▶ [Aim of the task]: Of the lines in the entries, how many hold the word "name"? Give that number alone.

▶ [Data rows]:

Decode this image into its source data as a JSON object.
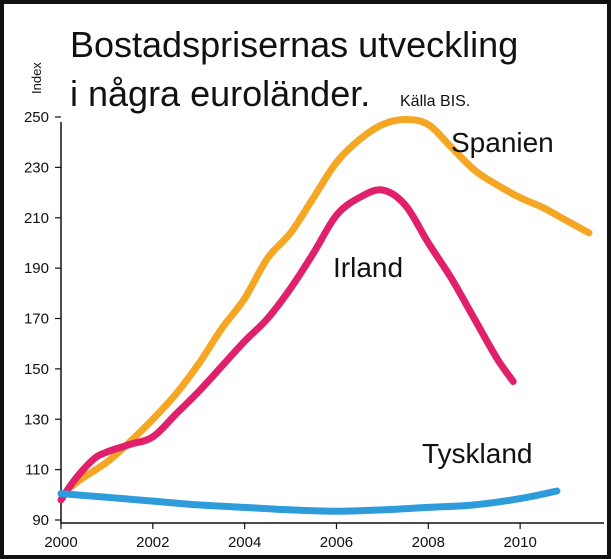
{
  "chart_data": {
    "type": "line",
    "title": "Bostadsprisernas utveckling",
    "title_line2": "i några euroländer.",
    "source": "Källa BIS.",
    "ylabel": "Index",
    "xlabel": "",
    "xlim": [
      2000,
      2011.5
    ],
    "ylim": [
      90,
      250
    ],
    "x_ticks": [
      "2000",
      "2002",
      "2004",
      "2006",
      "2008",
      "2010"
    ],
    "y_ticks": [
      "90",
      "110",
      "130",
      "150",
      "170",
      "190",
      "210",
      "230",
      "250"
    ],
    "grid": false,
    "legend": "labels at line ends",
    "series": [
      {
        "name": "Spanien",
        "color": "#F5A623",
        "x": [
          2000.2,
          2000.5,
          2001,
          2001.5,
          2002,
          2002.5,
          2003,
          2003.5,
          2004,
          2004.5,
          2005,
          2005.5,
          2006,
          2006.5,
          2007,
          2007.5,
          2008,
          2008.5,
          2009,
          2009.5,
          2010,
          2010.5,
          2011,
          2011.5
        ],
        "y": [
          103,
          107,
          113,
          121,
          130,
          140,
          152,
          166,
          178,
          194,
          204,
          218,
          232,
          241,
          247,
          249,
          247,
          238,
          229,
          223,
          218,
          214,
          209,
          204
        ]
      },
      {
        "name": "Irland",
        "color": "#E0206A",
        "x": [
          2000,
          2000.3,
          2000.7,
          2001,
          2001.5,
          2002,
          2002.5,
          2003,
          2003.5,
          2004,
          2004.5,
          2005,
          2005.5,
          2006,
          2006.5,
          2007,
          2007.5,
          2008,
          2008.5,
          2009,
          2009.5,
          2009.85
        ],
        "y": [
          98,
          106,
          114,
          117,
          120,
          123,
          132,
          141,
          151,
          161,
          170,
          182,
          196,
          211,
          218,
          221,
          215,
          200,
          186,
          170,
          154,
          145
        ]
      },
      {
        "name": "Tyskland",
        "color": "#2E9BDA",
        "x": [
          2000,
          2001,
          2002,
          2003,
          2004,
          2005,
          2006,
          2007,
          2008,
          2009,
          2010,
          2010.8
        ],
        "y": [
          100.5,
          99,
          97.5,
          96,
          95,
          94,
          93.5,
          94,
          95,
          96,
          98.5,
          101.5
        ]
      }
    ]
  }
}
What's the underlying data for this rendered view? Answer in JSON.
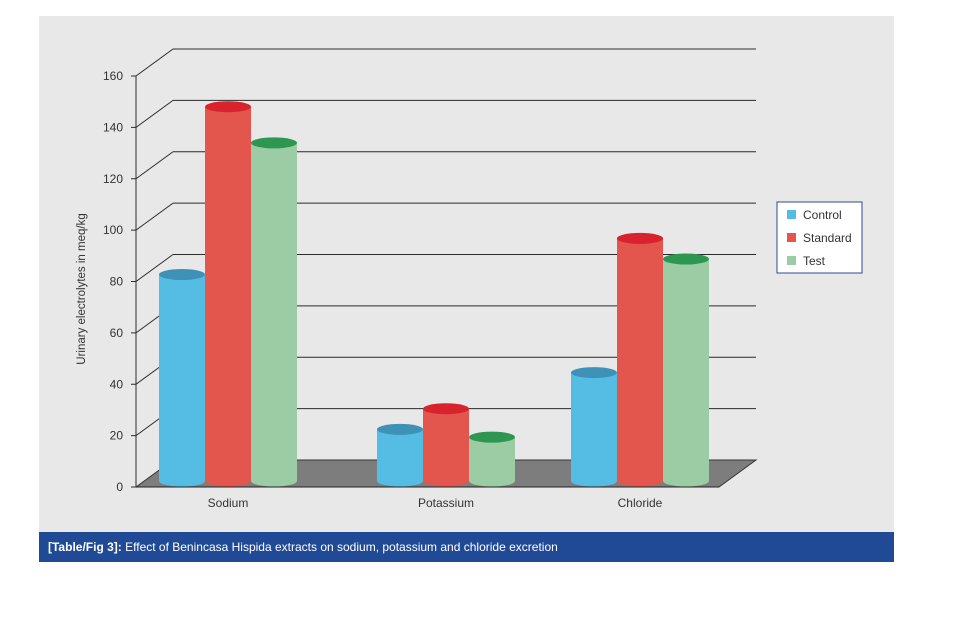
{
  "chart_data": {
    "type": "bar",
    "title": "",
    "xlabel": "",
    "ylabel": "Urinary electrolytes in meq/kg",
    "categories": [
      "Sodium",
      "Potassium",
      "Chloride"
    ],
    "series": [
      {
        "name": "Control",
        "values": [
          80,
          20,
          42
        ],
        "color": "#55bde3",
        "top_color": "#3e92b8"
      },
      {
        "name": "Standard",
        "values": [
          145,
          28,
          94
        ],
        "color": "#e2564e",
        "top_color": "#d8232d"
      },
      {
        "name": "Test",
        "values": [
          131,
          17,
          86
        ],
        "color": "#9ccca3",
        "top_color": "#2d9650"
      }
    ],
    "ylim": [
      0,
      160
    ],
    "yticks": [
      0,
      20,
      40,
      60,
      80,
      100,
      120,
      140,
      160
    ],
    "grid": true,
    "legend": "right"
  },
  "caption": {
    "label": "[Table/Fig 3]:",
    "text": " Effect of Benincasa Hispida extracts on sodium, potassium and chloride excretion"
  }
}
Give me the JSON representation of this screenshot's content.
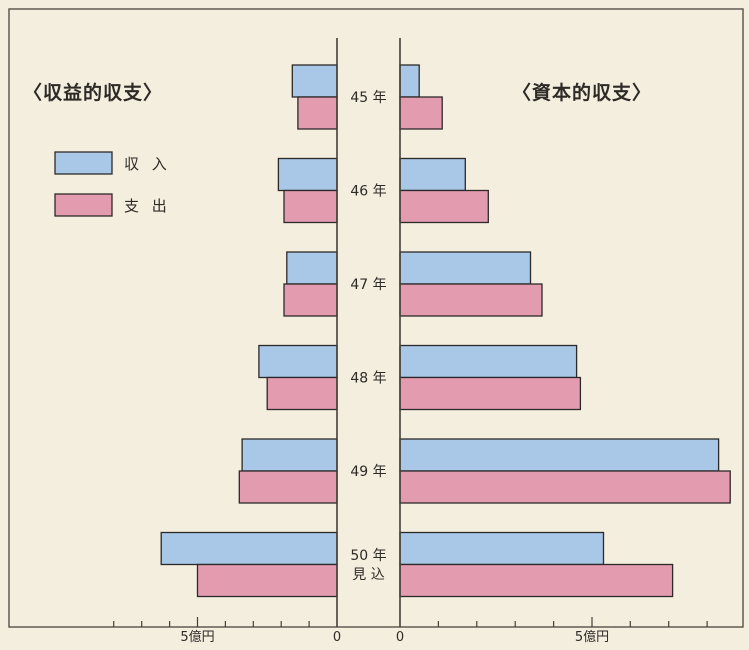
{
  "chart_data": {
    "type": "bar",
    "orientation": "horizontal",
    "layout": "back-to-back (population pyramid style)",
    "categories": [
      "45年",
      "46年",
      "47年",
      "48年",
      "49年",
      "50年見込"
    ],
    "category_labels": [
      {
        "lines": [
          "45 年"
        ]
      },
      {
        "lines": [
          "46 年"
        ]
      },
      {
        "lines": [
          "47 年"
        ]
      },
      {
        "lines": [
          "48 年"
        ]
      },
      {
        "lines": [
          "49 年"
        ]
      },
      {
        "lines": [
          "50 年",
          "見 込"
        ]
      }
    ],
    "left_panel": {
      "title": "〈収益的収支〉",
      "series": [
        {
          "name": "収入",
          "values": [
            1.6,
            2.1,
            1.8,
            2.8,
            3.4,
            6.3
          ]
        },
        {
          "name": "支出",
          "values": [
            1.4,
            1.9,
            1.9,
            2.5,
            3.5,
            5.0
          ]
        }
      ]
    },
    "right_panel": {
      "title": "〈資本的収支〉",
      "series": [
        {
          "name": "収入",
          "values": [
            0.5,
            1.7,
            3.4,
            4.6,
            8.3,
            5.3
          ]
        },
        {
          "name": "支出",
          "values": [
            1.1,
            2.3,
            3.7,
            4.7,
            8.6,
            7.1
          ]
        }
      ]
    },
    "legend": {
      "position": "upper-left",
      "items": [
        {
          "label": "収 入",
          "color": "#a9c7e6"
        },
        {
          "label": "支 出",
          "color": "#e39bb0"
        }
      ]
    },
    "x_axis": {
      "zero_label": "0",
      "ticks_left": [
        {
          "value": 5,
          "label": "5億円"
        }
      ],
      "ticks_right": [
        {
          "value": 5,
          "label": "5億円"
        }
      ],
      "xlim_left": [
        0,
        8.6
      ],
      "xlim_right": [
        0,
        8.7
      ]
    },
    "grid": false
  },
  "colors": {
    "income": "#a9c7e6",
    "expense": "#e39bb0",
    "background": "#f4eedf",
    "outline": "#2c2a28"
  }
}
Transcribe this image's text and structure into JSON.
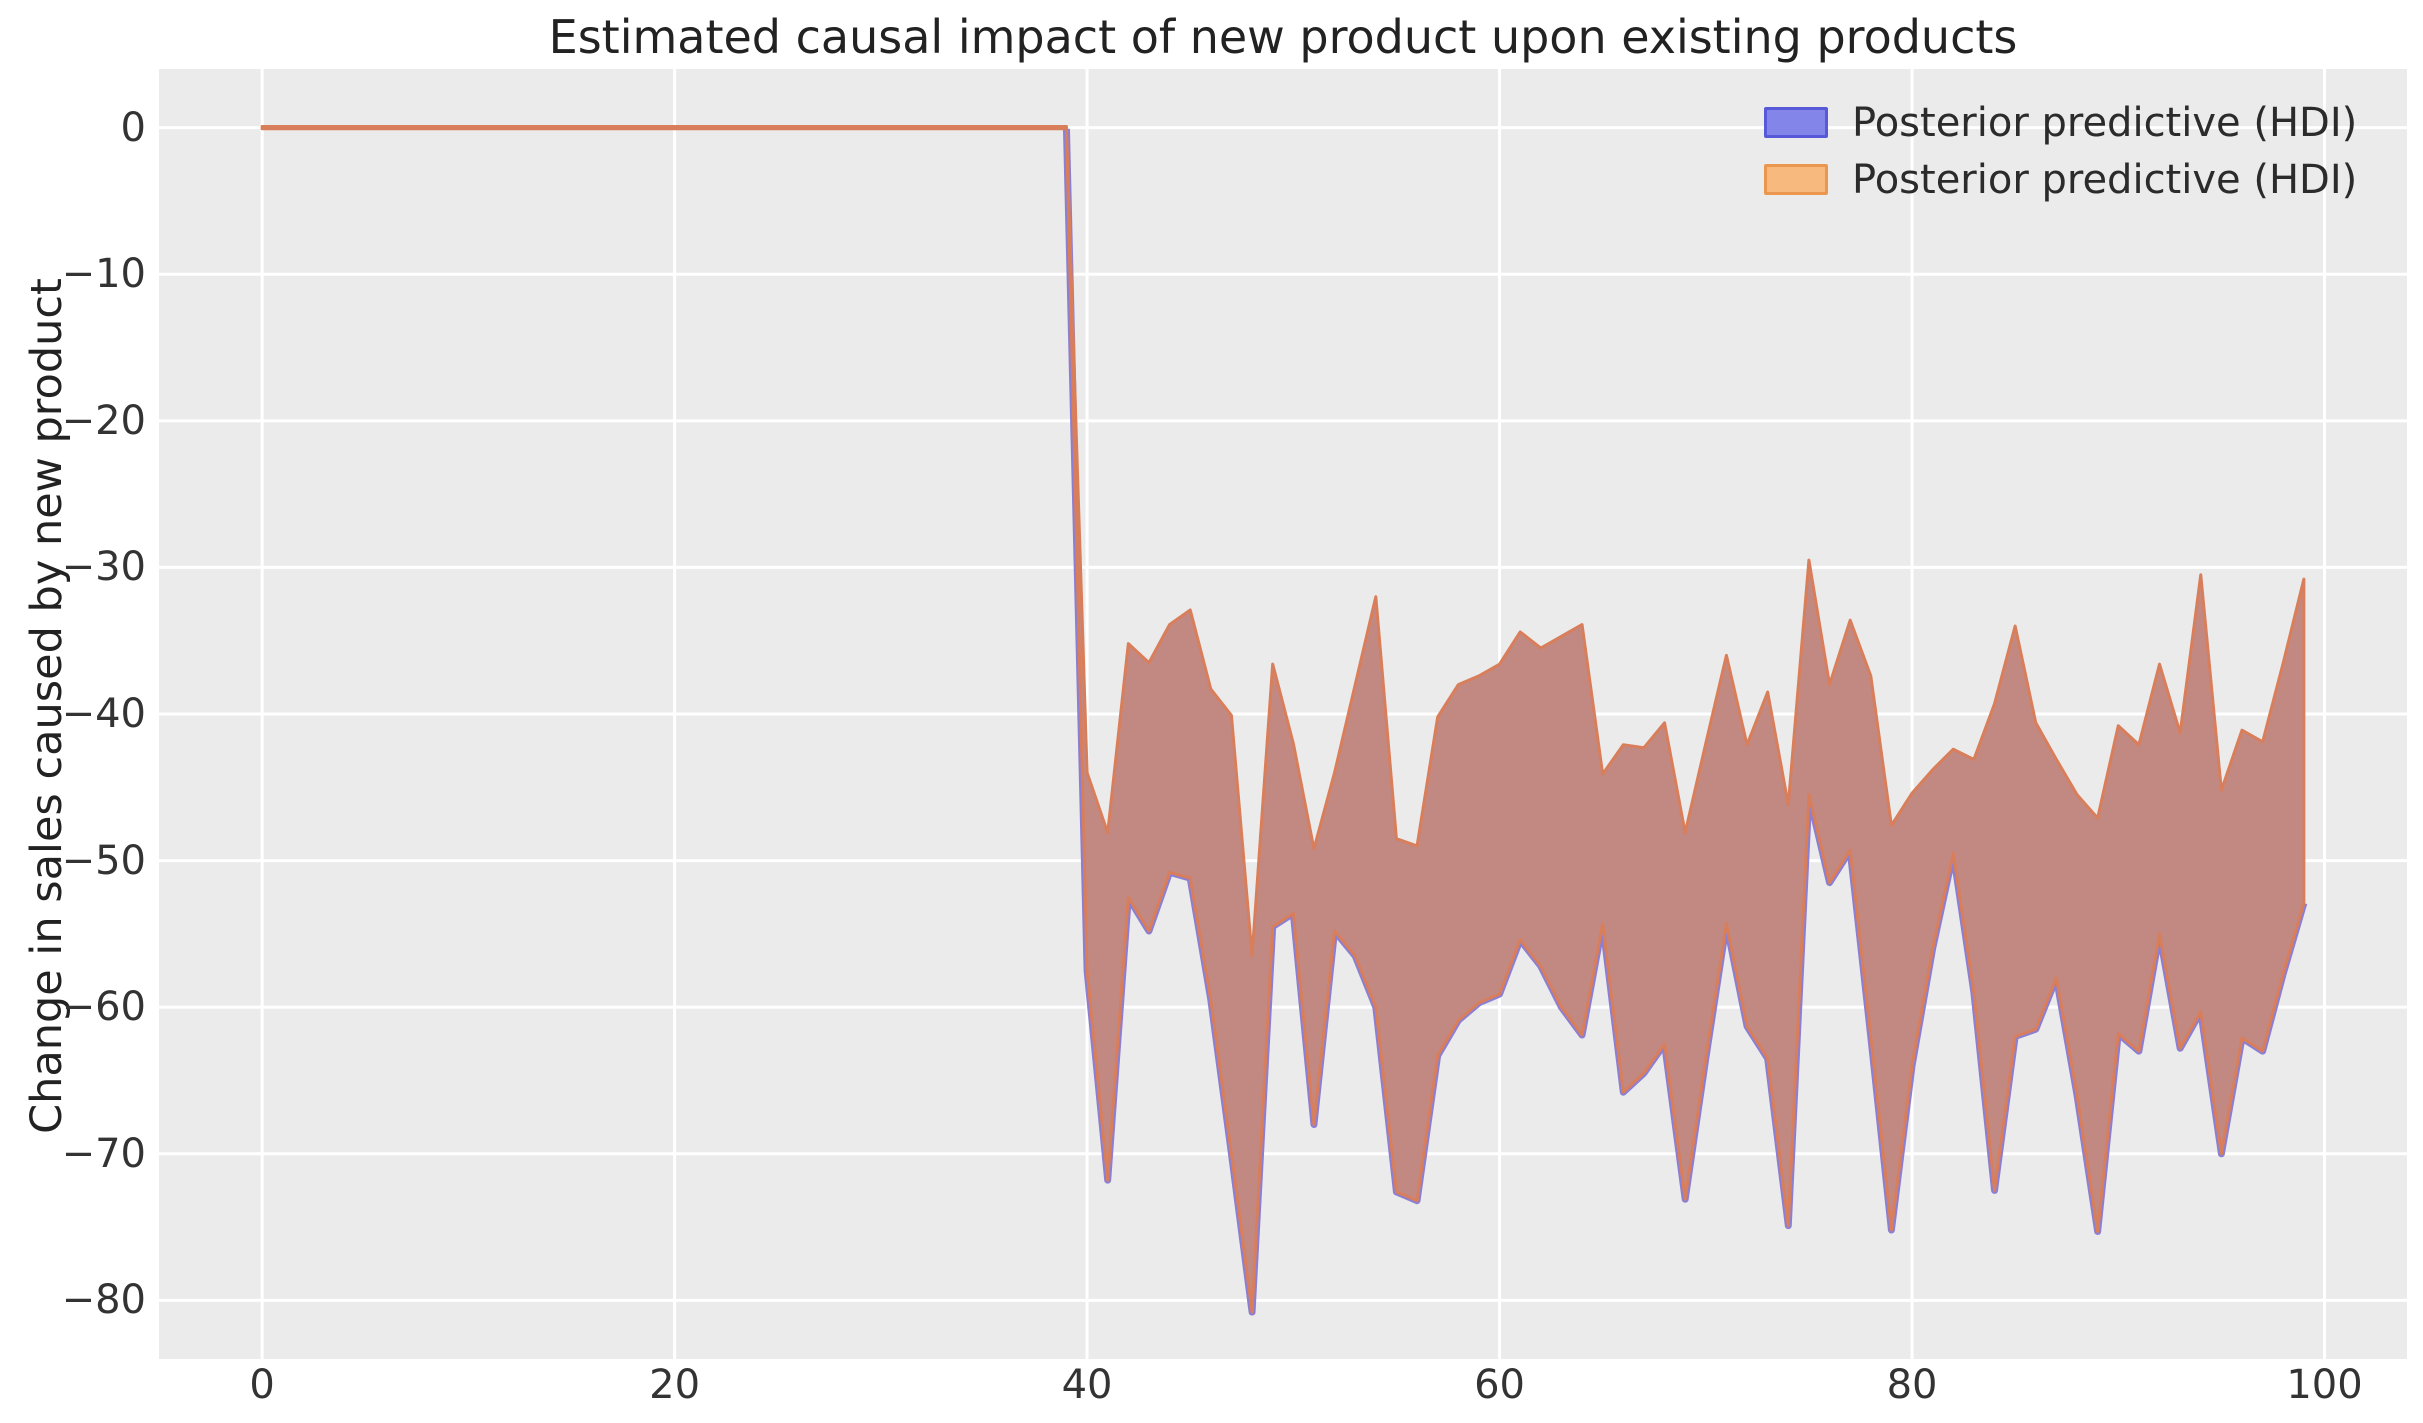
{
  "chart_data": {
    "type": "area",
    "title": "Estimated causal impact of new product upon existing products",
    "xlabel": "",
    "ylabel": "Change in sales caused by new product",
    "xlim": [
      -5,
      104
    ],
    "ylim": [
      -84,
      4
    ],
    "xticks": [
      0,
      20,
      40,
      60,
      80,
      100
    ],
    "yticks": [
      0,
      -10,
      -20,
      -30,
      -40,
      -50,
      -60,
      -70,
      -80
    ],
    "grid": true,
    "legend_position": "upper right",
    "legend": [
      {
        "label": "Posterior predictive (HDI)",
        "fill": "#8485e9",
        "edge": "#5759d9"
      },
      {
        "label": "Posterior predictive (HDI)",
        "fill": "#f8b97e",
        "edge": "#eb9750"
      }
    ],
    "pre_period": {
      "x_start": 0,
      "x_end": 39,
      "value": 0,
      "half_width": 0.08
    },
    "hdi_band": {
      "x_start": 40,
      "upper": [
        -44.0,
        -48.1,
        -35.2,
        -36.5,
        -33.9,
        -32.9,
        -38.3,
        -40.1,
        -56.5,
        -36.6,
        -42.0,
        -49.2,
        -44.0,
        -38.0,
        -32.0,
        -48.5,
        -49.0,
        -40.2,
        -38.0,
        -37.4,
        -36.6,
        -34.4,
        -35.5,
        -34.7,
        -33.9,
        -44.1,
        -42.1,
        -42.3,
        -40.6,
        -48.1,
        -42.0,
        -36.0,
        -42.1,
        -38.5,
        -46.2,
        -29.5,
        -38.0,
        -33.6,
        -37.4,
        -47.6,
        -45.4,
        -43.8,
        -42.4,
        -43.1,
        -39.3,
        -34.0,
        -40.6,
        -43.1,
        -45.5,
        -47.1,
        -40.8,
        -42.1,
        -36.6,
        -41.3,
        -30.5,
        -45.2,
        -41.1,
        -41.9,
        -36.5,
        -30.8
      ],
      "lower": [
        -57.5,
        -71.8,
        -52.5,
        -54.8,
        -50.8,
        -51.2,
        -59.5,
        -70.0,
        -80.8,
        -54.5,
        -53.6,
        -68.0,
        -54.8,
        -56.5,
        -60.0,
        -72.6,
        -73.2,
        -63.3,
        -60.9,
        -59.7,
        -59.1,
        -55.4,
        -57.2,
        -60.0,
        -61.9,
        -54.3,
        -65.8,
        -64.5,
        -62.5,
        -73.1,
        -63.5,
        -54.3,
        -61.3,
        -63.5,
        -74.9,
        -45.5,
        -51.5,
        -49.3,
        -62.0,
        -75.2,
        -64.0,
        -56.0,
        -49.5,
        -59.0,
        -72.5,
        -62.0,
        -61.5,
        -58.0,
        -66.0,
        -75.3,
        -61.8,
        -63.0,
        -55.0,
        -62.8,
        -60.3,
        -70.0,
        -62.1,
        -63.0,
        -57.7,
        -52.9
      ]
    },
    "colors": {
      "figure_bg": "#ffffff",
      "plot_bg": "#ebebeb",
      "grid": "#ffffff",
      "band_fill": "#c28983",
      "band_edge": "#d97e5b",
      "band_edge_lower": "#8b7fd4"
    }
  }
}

▶ [Reply]: 10